- **Problem description**: Return the lines below that carry the word "Possible".

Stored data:
* start *
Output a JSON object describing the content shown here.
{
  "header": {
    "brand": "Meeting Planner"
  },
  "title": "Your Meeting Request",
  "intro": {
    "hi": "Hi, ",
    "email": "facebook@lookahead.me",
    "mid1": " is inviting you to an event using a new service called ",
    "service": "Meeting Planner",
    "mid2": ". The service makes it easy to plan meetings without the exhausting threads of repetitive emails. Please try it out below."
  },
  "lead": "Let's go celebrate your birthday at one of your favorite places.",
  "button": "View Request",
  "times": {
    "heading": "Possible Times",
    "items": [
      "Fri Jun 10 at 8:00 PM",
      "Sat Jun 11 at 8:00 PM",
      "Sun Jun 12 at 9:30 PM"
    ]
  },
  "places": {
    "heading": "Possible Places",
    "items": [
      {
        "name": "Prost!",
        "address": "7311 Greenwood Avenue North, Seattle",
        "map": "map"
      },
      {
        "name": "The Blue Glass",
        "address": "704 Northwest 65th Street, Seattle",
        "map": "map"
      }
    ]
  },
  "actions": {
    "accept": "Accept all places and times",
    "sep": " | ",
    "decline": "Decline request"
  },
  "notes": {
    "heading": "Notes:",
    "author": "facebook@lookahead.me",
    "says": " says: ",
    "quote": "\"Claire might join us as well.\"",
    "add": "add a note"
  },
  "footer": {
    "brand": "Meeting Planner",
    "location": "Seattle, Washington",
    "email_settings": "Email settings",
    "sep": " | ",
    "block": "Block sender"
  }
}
* end *
* start *
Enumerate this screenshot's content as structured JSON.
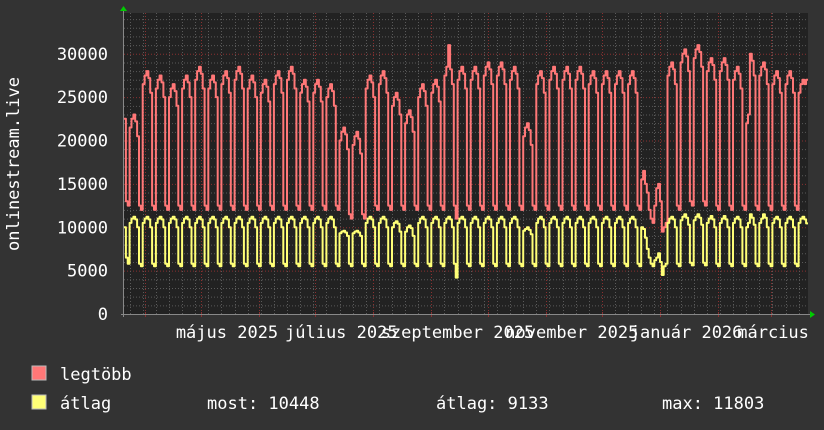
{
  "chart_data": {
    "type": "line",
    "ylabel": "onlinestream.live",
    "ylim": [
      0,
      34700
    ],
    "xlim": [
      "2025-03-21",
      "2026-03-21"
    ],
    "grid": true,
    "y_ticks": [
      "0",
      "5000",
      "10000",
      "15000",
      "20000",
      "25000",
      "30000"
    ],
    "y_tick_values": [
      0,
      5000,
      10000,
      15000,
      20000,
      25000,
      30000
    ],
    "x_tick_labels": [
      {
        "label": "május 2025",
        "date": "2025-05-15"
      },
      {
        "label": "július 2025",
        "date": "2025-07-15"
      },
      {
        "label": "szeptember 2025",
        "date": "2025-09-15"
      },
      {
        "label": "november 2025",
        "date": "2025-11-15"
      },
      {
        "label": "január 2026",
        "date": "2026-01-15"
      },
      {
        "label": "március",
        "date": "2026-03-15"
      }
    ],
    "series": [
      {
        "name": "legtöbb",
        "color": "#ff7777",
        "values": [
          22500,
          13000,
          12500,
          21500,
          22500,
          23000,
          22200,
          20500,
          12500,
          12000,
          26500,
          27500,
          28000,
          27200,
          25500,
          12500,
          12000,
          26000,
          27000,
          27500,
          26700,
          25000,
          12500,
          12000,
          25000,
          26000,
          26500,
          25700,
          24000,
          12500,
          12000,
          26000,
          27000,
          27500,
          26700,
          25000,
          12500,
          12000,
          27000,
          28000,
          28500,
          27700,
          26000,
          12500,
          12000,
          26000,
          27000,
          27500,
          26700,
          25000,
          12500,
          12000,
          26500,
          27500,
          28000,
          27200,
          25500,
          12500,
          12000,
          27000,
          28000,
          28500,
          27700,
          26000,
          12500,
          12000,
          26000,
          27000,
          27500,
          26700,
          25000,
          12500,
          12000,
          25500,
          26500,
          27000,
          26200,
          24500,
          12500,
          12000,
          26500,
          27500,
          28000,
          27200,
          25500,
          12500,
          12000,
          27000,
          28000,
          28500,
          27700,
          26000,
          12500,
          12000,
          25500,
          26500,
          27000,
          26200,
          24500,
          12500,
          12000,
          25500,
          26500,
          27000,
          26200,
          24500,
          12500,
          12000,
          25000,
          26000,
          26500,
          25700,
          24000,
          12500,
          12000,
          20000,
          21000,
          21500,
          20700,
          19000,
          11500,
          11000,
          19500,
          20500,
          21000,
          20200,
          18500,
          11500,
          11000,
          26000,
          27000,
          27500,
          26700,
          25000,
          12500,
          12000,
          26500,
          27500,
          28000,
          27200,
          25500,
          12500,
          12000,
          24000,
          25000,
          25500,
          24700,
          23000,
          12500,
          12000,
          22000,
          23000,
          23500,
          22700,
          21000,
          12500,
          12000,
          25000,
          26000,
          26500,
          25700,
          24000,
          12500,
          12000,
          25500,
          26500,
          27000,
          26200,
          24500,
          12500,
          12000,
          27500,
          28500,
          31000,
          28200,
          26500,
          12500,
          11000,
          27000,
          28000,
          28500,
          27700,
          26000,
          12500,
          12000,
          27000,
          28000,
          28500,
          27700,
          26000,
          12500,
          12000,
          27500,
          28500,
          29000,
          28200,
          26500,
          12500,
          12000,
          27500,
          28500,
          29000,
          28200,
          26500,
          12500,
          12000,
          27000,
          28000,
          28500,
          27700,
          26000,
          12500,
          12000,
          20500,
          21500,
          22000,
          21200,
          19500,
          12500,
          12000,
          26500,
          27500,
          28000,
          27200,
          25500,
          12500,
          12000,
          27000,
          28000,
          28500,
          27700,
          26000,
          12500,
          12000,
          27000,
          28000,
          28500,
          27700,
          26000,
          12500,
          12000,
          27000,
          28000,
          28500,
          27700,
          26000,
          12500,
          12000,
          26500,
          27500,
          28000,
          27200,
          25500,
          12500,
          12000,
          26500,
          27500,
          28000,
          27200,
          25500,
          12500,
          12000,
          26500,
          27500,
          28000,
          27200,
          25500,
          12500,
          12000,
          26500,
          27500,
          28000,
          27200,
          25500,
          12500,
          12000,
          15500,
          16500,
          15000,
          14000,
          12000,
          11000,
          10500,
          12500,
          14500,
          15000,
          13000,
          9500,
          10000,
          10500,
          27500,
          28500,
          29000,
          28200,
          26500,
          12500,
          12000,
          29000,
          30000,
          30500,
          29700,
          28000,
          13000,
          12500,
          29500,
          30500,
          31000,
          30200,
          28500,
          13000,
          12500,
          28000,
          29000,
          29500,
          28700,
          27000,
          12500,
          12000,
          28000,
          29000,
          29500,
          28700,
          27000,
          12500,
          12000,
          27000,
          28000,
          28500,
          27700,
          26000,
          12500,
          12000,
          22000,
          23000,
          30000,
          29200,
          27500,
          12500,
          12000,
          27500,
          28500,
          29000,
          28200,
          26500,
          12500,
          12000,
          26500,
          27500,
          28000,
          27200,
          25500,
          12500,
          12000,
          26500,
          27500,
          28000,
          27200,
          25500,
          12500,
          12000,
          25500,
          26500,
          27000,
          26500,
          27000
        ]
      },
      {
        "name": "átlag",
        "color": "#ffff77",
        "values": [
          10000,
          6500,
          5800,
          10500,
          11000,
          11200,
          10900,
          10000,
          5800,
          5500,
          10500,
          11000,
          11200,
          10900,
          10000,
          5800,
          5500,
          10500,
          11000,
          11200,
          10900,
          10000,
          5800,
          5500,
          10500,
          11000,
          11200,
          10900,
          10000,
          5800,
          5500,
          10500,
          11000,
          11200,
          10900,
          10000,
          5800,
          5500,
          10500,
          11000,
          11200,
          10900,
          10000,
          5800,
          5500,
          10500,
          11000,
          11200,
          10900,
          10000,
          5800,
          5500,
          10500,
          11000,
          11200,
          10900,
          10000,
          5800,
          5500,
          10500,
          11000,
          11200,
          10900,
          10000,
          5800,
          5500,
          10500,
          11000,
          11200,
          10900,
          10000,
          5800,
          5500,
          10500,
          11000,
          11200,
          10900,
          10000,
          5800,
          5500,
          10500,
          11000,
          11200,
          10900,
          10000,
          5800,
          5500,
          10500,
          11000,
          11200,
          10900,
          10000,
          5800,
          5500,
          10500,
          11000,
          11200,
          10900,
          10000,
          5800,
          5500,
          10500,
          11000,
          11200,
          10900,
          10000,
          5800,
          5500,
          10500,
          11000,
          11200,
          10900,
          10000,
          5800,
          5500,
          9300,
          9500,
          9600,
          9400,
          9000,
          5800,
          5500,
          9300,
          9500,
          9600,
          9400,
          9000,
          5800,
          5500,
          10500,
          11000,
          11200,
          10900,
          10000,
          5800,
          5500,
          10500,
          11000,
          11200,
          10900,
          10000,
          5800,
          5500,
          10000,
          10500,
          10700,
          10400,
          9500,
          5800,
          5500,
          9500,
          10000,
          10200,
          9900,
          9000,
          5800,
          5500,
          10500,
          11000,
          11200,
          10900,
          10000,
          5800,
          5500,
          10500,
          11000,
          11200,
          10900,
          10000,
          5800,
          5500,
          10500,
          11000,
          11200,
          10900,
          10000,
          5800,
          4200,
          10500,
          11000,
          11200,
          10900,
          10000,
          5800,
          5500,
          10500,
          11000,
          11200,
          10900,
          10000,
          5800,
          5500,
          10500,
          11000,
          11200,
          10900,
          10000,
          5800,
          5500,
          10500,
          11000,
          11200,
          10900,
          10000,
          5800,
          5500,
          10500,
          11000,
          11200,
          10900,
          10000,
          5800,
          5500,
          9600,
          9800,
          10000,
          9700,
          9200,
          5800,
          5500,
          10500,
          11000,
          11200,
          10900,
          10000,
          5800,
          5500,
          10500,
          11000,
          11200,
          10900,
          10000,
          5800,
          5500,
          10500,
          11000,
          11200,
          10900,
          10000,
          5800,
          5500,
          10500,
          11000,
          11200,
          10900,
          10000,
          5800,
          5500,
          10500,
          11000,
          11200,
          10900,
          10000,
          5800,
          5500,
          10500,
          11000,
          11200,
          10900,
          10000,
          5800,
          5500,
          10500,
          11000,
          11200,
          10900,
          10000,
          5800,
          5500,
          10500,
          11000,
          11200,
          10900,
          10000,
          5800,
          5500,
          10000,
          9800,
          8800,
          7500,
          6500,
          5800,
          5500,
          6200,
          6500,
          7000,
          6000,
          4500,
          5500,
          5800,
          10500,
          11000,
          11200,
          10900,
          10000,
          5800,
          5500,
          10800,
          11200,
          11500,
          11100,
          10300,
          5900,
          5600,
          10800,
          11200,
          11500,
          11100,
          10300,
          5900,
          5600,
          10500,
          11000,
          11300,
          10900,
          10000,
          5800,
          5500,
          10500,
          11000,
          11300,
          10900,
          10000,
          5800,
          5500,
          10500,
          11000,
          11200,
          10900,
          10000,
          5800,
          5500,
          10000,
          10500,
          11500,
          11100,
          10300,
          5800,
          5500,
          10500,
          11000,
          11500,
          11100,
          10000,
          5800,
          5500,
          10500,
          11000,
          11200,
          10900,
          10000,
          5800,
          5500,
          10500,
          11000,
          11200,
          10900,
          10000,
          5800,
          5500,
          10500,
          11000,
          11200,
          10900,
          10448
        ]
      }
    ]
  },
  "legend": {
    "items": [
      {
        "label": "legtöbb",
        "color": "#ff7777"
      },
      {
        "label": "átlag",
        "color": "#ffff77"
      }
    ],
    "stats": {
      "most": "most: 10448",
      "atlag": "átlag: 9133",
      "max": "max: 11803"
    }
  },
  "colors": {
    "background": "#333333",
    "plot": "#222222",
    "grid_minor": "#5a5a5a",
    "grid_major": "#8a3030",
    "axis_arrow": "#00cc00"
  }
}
* end *
- **Task response**:
    "heading": "Possible Times",
    "heading": "Possible Places",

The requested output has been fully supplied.